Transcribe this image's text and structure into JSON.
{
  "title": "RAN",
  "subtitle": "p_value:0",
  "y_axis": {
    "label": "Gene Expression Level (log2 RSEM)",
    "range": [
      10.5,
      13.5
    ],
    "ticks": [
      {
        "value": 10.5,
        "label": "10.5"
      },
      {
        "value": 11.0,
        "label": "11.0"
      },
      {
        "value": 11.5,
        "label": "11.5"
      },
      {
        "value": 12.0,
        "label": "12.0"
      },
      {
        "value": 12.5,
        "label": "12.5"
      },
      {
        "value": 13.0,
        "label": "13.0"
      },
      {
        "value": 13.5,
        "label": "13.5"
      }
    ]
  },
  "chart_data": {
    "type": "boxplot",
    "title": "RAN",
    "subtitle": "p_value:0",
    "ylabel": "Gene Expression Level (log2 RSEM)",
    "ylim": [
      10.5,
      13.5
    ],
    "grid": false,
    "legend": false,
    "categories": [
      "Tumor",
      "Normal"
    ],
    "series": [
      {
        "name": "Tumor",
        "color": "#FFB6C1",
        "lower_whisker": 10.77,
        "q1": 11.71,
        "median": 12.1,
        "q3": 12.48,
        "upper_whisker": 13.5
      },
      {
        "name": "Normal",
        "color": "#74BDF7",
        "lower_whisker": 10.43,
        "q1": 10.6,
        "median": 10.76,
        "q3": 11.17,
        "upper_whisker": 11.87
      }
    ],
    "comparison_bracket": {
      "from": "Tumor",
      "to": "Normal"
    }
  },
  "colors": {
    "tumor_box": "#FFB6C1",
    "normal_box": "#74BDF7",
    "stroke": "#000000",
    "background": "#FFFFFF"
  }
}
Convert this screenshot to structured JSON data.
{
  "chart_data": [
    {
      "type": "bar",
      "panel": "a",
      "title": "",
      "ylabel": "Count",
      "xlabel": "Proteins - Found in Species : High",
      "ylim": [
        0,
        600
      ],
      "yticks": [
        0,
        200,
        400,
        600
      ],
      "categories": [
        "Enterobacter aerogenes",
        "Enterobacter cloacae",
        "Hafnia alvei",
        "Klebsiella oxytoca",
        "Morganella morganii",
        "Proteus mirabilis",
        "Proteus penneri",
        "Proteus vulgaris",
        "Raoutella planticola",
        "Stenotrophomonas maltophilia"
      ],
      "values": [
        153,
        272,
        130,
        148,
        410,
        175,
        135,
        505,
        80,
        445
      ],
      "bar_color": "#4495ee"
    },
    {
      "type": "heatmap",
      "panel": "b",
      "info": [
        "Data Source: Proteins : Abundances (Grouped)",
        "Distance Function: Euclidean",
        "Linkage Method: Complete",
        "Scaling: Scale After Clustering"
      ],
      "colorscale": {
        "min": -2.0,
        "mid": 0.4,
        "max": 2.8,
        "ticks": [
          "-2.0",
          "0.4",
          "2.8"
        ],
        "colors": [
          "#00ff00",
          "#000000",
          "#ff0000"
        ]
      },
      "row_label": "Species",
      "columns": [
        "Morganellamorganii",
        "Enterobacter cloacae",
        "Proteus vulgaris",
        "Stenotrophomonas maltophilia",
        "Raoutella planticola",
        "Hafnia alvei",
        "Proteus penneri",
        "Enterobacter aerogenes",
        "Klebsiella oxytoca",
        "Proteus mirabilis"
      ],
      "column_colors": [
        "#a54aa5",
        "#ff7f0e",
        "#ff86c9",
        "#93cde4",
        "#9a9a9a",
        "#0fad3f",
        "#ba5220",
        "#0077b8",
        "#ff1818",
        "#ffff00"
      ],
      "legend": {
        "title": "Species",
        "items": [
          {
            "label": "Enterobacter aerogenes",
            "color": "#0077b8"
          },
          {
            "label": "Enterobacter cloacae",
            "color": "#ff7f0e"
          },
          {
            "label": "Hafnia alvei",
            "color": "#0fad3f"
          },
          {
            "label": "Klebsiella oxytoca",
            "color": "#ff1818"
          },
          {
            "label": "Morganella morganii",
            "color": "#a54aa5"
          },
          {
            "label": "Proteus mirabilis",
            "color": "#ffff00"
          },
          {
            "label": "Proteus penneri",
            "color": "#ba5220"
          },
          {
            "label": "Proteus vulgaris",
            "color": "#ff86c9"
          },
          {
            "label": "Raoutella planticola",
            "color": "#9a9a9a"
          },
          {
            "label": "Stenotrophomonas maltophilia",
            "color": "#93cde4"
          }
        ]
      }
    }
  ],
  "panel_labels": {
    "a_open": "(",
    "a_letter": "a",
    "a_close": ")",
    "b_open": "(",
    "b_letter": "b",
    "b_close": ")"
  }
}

+===+

Exercise aim - All lines that contain the word "RSEM" must be copied from the records above.

Solution to this exercise -
    "label": "Gene Expression Level (log2 RSEM)",
    "ylabel": "Gene Expression Level (log2 RSEM)",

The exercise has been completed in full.